── Records shown ──
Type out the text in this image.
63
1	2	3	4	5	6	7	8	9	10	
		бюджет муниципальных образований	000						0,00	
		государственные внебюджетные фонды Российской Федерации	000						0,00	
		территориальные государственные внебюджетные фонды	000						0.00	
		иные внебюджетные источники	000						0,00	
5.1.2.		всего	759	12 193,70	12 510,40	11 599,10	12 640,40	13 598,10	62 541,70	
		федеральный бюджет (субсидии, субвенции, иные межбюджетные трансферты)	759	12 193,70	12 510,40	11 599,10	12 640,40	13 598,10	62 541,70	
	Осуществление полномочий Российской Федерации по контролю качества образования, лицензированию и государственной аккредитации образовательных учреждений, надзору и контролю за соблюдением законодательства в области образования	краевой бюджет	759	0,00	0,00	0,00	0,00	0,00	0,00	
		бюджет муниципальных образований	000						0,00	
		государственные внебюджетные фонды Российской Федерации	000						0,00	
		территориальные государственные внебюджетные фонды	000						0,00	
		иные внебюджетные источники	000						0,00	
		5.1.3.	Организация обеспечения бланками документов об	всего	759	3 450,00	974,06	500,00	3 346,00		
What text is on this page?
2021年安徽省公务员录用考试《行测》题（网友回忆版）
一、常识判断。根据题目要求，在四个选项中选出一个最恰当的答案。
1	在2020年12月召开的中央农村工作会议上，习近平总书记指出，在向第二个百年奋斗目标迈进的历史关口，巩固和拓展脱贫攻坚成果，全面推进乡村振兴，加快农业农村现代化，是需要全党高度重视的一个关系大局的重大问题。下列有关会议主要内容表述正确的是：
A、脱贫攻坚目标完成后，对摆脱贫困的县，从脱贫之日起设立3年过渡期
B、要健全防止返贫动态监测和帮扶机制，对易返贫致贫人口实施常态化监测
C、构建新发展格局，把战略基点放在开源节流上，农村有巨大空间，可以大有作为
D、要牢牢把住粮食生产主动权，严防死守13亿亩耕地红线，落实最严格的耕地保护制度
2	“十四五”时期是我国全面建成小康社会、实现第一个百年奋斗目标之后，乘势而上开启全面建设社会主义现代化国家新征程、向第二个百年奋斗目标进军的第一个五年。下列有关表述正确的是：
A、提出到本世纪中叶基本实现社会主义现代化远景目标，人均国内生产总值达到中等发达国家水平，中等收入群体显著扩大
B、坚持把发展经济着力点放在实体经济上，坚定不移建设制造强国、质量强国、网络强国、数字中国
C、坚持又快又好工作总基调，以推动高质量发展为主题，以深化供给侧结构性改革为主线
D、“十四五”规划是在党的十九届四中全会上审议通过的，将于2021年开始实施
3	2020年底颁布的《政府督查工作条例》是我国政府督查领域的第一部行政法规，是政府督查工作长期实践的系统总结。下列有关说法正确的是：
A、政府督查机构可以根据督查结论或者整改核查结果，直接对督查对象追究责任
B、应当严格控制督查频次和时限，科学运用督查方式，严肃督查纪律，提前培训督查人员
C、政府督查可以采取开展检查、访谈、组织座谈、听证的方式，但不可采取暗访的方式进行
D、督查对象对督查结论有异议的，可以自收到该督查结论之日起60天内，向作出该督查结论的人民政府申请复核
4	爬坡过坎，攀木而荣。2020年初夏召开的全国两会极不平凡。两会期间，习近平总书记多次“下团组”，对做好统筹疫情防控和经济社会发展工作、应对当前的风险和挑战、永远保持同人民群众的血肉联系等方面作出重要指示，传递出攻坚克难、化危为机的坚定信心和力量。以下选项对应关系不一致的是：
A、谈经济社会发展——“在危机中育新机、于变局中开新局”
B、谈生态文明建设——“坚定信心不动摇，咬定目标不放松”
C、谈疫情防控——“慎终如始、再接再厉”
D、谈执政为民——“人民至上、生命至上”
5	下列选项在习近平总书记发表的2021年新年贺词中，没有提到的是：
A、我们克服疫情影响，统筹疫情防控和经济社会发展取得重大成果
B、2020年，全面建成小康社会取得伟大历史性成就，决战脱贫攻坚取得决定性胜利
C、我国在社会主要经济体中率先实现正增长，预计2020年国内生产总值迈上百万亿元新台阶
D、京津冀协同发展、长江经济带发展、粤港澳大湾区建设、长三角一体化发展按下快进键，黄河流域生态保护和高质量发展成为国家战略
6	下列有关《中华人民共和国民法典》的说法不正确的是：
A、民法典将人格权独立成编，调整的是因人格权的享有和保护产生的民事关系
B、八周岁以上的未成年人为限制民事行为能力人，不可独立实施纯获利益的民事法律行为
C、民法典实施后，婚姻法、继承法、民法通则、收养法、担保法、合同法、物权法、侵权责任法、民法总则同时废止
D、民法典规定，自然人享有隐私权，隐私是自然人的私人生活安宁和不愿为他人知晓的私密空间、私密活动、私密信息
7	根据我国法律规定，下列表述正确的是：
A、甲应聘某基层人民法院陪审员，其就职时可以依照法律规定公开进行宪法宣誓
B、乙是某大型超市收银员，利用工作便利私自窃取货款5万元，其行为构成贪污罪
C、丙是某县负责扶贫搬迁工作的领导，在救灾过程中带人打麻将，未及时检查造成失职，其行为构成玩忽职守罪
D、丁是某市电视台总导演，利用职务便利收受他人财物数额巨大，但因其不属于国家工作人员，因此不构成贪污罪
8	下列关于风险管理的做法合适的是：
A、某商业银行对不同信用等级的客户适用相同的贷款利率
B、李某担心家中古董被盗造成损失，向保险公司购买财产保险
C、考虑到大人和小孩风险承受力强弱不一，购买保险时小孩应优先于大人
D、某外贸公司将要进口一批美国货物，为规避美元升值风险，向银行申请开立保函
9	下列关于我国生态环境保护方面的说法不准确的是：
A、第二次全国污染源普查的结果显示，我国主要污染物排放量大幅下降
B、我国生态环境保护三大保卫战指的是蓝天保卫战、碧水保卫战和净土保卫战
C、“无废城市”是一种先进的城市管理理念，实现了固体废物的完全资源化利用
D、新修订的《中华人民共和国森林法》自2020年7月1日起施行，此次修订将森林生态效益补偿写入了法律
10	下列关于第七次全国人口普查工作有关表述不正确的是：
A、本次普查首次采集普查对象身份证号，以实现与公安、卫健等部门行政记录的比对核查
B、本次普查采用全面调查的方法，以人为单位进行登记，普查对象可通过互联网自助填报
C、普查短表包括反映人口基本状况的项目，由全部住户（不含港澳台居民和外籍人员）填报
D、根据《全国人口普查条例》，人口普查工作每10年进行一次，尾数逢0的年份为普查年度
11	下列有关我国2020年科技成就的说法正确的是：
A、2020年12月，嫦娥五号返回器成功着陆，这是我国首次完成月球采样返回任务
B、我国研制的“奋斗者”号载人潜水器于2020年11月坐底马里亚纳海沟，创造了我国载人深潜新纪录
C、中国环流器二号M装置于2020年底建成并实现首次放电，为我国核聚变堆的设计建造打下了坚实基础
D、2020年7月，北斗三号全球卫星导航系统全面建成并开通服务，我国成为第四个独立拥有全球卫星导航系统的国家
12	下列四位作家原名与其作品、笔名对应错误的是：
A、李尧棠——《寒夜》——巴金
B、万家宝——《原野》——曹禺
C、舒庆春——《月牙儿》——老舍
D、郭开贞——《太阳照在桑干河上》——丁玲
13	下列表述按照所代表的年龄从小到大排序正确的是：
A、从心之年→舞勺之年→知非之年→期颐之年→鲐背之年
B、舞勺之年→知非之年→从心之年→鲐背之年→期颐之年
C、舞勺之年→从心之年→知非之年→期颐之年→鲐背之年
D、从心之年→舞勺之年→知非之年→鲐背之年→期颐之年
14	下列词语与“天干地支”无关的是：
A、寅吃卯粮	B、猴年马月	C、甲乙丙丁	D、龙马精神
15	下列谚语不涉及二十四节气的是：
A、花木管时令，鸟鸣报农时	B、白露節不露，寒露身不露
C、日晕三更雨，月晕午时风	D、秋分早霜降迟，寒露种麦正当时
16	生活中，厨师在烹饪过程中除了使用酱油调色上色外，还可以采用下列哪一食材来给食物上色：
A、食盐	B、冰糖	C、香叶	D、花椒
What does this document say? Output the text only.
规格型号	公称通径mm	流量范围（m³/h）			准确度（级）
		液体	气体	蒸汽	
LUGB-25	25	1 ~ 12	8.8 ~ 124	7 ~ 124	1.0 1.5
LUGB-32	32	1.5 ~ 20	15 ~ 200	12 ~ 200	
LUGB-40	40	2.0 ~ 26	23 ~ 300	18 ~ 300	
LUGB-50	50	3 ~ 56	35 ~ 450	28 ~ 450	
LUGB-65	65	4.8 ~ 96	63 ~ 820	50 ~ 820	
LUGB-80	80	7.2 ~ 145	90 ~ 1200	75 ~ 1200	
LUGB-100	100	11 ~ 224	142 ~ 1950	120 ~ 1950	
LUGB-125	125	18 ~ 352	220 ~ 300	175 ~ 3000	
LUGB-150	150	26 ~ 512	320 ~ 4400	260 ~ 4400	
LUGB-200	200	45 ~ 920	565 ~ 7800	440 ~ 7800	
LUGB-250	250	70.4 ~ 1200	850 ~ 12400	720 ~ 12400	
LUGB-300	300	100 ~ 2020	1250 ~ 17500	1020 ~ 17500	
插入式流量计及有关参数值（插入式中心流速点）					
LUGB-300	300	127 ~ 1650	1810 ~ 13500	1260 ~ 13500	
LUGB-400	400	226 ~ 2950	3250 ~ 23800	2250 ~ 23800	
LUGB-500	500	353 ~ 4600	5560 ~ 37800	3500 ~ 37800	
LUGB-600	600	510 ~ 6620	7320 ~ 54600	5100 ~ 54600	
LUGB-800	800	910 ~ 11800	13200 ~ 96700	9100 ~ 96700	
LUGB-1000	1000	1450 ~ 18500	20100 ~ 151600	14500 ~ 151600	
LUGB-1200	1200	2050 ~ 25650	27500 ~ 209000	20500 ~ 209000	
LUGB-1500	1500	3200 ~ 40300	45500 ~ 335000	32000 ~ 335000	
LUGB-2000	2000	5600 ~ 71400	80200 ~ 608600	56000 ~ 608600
───
Problem description :: Copy each line of the listing in which the word "территориальные" can be found.

Response ::
		территориальные государственные внебюджетные фонды	000						0.00	
		территориальные государственные внебюджетные фонды	000						0,00	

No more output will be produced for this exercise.